_Problem requirements_:
Write out each line in which the string "this" is present.

_Supplied material_:
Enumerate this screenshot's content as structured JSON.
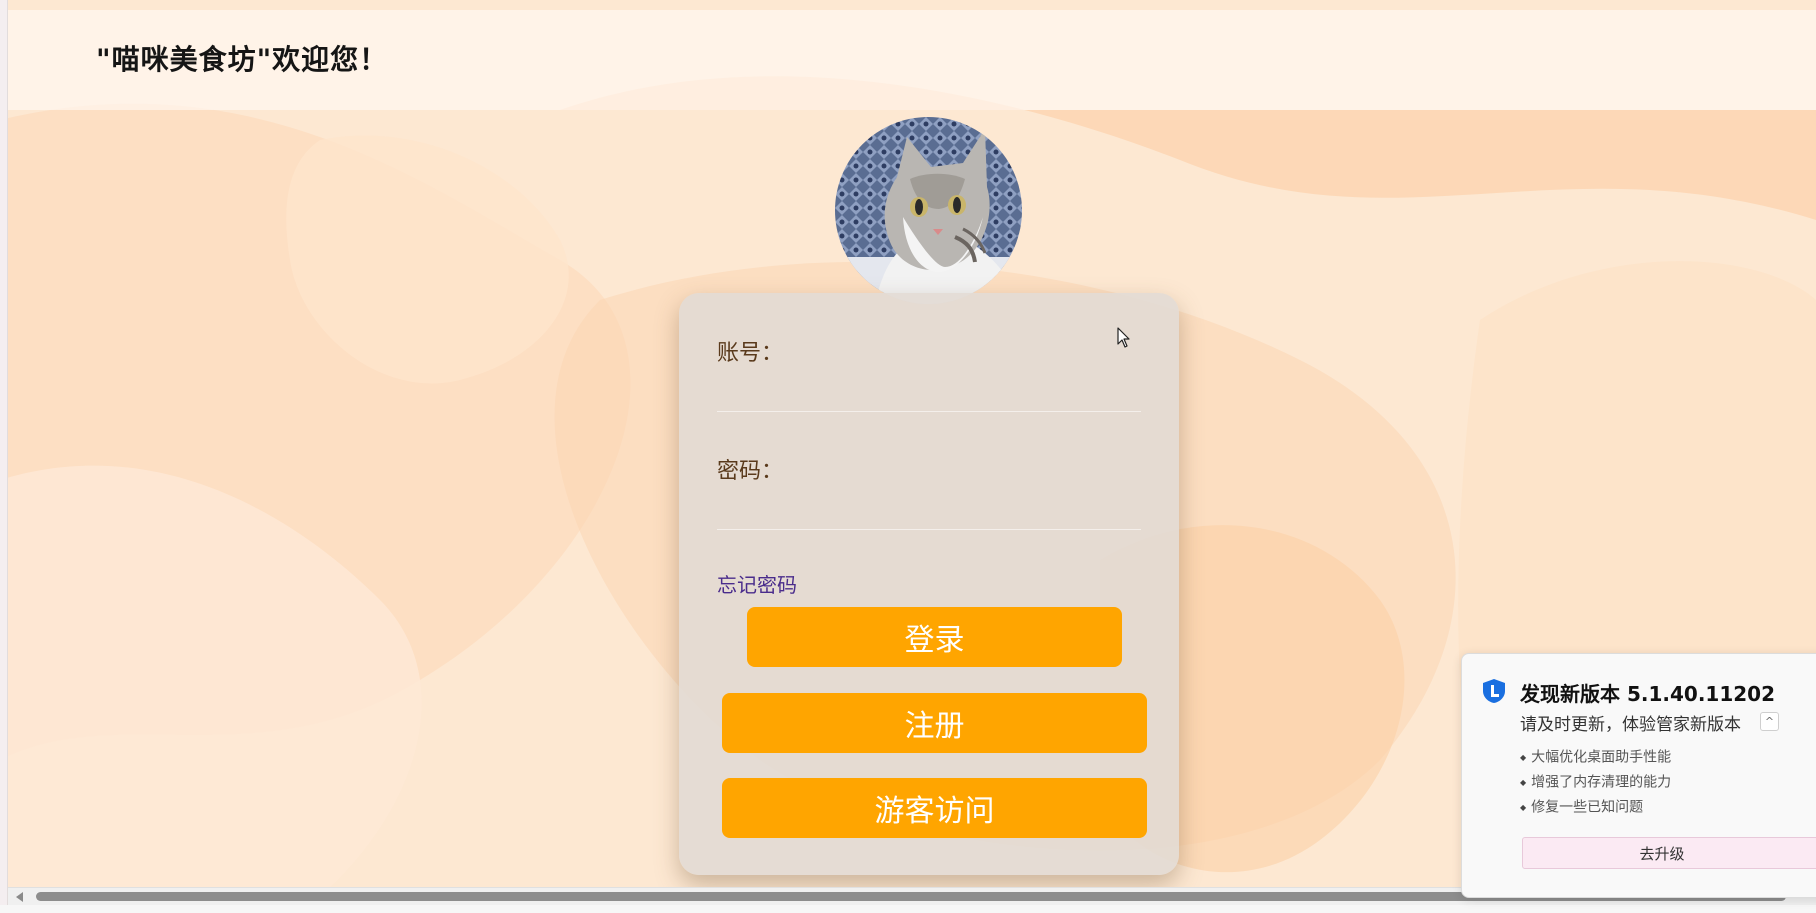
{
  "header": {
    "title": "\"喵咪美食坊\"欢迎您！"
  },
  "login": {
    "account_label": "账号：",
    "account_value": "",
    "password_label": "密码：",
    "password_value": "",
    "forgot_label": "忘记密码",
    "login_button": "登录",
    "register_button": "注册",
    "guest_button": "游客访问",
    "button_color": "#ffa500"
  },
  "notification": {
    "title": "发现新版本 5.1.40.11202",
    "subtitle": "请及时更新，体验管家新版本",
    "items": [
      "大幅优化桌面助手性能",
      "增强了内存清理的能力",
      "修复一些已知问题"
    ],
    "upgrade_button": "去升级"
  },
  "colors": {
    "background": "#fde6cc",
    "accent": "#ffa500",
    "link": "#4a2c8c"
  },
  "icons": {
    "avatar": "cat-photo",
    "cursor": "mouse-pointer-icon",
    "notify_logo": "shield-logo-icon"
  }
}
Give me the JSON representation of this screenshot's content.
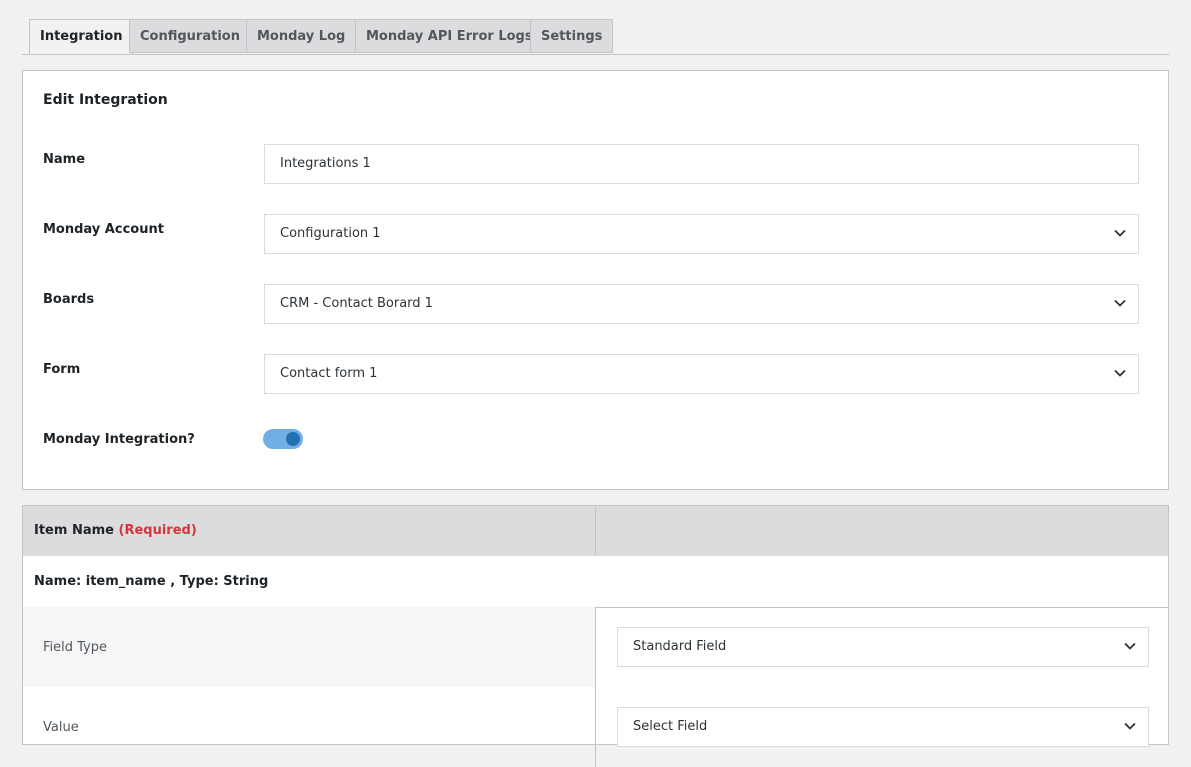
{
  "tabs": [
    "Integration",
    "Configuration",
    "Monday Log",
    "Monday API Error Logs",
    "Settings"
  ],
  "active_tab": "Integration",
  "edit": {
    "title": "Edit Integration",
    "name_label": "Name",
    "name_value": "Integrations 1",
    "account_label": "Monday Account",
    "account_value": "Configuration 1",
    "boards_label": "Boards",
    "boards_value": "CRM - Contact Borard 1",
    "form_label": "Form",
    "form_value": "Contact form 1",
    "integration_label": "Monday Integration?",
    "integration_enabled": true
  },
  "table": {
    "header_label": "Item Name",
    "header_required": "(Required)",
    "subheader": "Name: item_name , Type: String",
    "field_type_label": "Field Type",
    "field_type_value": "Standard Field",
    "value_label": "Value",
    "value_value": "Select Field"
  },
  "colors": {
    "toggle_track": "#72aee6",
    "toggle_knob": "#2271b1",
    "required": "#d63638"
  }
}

_Result below_:
Enumerate this screenshot's content as structured JSON.
Give me the JSON representation of this screenshot's content.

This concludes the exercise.